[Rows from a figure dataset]
......

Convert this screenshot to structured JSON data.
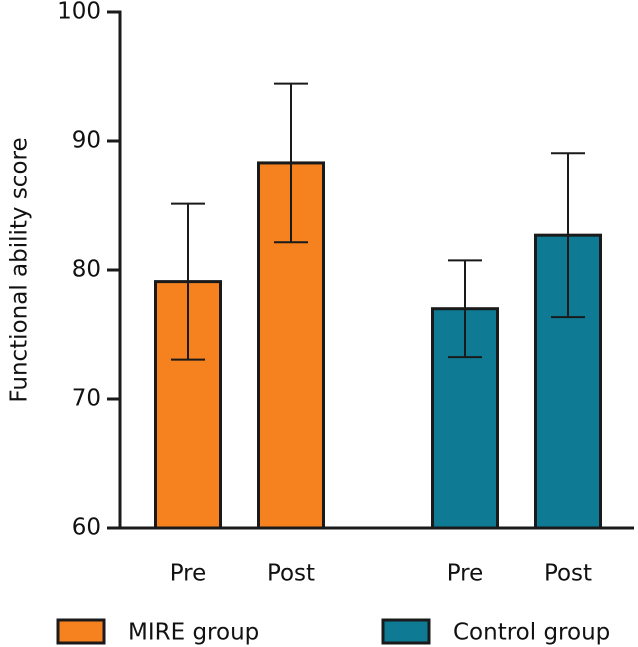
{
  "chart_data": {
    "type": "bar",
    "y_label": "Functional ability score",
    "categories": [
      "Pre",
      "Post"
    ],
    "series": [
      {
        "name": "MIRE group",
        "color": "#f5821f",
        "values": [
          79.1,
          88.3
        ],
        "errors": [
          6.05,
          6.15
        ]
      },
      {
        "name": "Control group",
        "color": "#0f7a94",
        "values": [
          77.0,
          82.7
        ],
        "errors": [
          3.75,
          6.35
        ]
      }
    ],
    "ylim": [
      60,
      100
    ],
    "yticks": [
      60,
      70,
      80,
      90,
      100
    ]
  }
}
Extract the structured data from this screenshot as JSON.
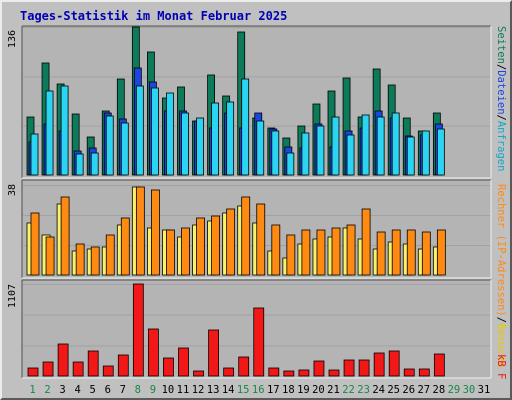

......

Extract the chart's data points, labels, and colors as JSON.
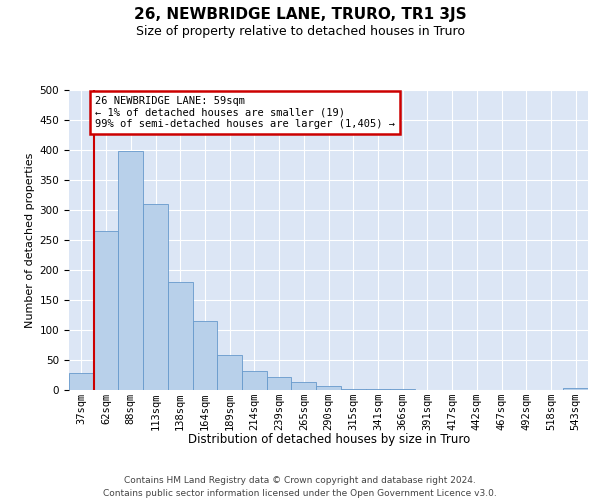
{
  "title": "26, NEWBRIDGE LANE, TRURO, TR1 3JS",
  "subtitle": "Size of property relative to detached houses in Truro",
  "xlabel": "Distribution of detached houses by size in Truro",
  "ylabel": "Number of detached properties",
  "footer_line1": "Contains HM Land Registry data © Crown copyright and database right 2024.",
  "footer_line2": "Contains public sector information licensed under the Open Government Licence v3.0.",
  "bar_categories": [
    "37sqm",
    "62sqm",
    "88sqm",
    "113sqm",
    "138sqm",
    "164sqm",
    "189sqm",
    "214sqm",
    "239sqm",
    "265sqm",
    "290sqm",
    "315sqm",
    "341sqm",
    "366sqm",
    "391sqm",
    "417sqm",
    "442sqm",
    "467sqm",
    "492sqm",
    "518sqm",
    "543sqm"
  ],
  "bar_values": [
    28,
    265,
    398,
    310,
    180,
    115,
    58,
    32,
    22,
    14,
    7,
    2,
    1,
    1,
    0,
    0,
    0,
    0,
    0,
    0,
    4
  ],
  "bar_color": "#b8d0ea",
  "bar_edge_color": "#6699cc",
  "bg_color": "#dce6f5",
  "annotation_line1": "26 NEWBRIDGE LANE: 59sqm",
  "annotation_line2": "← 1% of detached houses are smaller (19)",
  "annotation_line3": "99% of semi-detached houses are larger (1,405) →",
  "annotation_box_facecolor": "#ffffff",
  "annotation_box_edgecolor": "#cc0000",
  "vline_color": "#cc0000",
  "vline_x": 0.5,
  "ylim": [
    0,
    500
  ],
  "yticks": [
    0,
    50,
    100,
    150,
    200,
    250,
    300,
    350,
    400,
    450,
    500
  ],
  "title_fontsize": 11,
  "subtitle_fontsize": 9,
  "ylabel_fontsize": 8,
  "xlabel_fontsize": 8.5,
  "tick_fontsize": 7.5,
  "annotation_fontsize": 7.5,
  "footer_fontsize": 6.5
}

......

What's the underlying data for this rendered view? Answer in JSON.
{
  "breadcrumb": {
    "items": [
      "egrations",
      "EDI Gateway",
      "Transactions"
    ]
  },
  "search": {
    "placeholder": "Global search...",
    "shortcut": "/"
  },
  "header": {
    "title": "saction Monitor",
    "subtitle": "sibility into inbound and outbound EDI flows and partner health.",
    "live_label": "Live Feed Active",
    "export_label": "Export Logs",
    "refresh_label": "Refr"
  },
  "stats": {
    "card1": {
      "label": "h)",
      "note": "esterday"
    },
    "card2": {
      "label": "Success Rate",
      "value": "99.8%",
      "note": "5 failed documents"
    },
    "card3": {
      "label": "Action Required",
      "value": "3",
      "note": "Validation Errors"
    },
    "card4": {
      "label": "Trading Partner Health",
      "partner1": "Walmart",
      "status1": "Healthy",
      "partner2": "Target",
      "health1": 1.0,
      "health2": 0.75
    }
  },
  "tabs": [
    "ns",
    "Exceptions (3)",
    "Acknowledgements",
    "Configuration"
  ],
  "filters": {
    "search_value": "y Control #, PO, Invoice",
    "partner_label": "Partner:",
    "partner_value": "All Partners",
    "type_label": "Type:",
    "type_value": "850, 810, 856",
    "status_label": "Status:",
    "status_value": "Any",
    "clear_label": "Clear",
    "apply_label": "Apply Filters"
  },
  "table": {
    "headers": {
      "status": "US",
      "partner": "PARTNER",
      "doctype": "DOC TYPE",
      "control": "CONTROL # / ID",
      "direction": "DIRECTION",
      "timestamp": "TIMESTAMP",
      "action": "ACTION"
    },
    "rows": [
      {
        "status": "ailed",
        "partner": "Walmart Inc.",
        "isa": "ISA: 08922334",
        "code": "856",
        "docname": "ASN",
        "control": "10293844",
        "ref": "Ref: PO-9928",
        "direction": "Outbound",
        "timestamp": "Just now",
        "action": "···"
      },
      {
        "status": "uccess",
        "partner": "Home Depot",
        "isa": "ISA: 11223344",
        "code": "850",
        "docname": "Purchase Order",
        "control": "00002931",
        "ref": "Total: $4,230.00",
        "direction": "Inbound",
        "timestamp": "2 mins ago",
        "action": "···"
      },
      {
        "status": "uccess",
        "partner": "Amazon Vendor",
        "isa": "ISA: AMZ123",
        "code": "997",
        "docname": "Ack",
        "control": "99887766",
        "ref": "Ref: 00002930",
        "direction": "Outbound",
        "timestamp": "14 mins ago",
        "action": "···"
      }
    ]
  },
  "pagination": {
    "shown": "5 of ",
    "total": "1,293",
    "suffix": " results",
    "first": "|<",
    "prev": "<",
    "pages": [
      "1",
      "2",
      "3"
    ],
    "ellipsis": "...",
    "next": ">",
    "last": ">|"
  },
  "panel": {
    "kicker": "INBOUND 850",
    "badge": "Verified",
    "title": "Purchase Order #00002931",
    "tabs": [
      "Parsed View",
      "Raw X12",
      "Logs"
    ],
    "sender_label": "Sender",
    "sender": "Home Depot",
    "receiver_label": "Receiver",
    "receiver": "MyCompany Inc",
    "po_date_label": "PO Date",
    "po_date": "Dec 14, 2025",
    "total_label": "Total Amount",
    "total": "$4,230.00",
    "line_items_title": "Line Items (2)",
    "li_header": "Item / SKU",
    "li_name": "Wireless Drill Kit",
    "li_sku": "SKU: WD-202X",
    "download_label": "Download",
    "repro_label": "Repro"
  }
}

......

AIM OF THE TASK:
Only the lines from "Convert this screenshot" through "Extract the structured" should appear in your output, copied exactly with both end lines, and with no pictures.

RESULT FOR THIS EXERCISE:
Convert this screenshot to structured JSON data.
{
  "chart_data": {
    "type": "bar",
    "y_label": "Functional ability score",
    "categories": [
      "Pre",
      "Post"
    ],
    "series": [
      {
        "name": "MIRE group",
        "color": "#f5821f",
        "values": [
          79.1,
          88.3
        ],
        "errors": [
          6.05,
          6.15
        ]
      },
      {
        "name": "Control group",
        "color": "#0f7a94",
        "values": [
          77.0,
          82.7
        ],
        "errors": [
          3.75,
          6.35
        ]
      }
    ],
    "ylim": [
      60,
      100
    ],
    "yticks": [
      60,
      70,
      80,
      90,
      100
    ]
  }
}
Extract the structured data from this screenshot as JSON.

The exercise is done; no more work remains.